[Collected data entries]
===============
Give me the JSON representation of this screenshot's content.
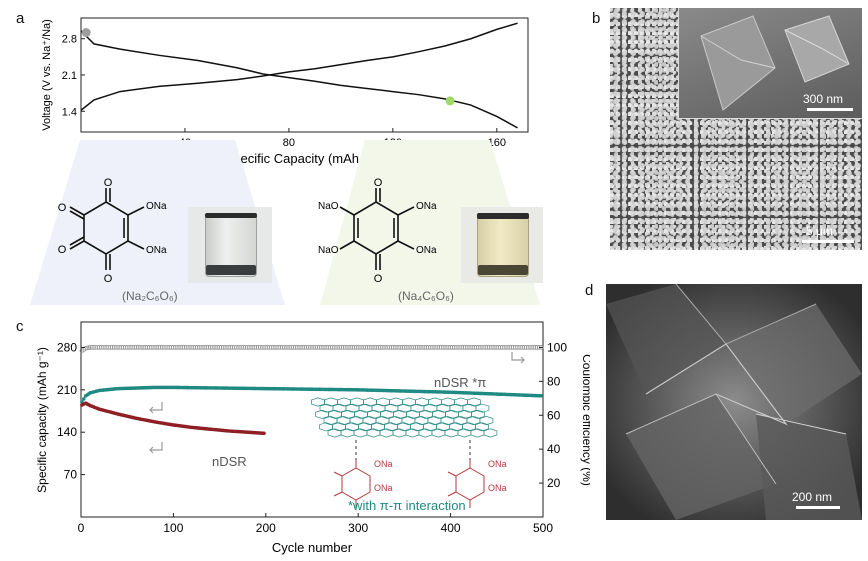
{
  "panels": {
    "a": {
      "label": "a",
      "chart_data": {
        "type": "line",
        "xlabel": "Specific Capacity (mAh g⁻¹)",
        "ylabel": "Voltage (V vs. Na⁺/Na)",
        "xlim": [
          0,
          172
        ],
        "ylim": [
          1.0,
          3.2
        ],
        "xticks": [
          "40",
          "80",
          "120",
          "160"
        ],
        "yticks": [
          "1.4",
          "2.1",
          "2.8"
        ],
        "series": [
          {
            "x": [
              0,
              5,
              15,
              30,
              45,
              60,
              70,
              80,
              90,
              100,
              110,
              120,
              130,
              140,
              150,
              160,
              168
            ],
            "y": [
              2.95,
              2.7,
              2.6,
              2.48,
              2.38,
              2.24,
              2.12,
              2.05,
              1.98,
              1.9,
              1.84,
              1.78,
              1.72,
              1.64,
              1.52,
              1.3,
              1.08
            ]
          },
          {
            "x": [
              0,
              5,
              15,
              30,
              45,
              60,
              70,
              80,
              90,
              100,
              110,
              120,
              130,
              140,
              150,
              160,
              168
            ],
            "y": [
              1.42,
              1.62,
              1.78,
              1.88,
              1.94,
              2.01,
              2.08,
              2.16,
              2.22,
              2.3,
              2.38,
              2.45,
              2.55,
              2.66,
              2.8,
              2.98,
              3.1
            ]
          }
        ],
        "markers": [
          {
            "x": 2,
            "y": 2.92,
            "color": "#9e9e9e"
          },
          {
            "x": 142,
            "y": 1.6,
            "color": "#9ed86a"
          }
        ]
      },
      "structures": [
        {
          "formula_label": "(Na₂C₆O₆)",
          "substituents": [
            "ONa",
            "ONa"
          ]
        },
        {
          "formula_label": "(Na₄C₆O₆)",
          "substituents": [
            "NaO",
            "ONa",
            "NaO",
            "ONa"
          ]
        }
      ]
    },
    "b": {
      "label": "b",
      "scalebar_main": "5 μm",
      "scalebar_inset": "300 nm"
    },
    "c": {
      "label": "c",
      "chart_data": {
        "type": "scatter",
        "xlabel": "Cycle number",
        "ylabel_left": "Specific capacity (mAh g⁻¹)",
        "ylabel_right": "Coulombic efficiency (%)",
        "xlim": [
          0,
          500
        ],
        "ylim_left": [
          0,
          322
        ],
        "ylim_right": [
          0,
          115
        ],
        "xticks": [
          "0",
          "100",
          "200",
          "300",
          "400",
          "500"
        ],
        "yticks_left": [
          "70",
          "140",
          "210",
          "280"
        ],
        "yticks_right": [
          "20",
          "40",
          "60",
          "80",
          "100"
        ],
        "series": [
          {
            "name": "nDSR *π",
            "color": "#1f8a83",
            "axis": "left",
            "x": [
              1,
              5,
              10,
              20,
              40,
              60,
              80,
              100,
              150,
              200,
              250,
              300,
              350,
              400,
              450,
              500
            ],
            "y": [
              190,
              200,
              205,
              209,
              212,
              213,
              214,
              214,
              213,
              212,
              211,
              210,
              208,
              206,
              203,
              200
            ]
          },
          {
            "name": "nDSR",
            "color": "#8e1f24",
            "axis": "left",
            "x": [
              1,
              5,
              10,
              20,
              40,
              60,
              80,
              100,
              120,
              140,
              160,
              180,
              200
            ],
            "y": [
              185,
              188,
              184,
              178,
              170,
              163,
              157,
              152,
              148,
              145,
              142,
              140,
              138
            ]
          },
          {
            "name": "Coulombic efficiency",
            "color": "#8a8a8a",
            "axis": "right",
            "x": [
              1,
              5,
              10,
              50,
              100,
              200,
              300,
              400,
              500
            ],
            "y": [
              98,
              99.5,
              100,
              100,
              100,
              100,
              100,
              100,
              100
            ]
          }
        ]
      },
      "annotations": {
        "npi_label": "nDSR *π",
        "ndsr_label": "nDSR",
        "interaction_note": "*with π-π interaction",
        "struct_left": [
          "ONa",
          "ONa"
        ],
        "struct_right": [
          "ONa",
          "ONa"
        ]
      }
    },
    "d": {
      "label": "d",
      "scalebar": "200 nm"
    }
  }
}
===============
PROBLEM -> Find every line in the records above that holds the word "color", and copy each one.

COMPLETE ANSWER ->
            "color": "#9e9e9e"
            "color": "#9ed86a"
            "color": "#1f8a83",
            "color": "#8e1f24",
            "color": "#8a8a8a",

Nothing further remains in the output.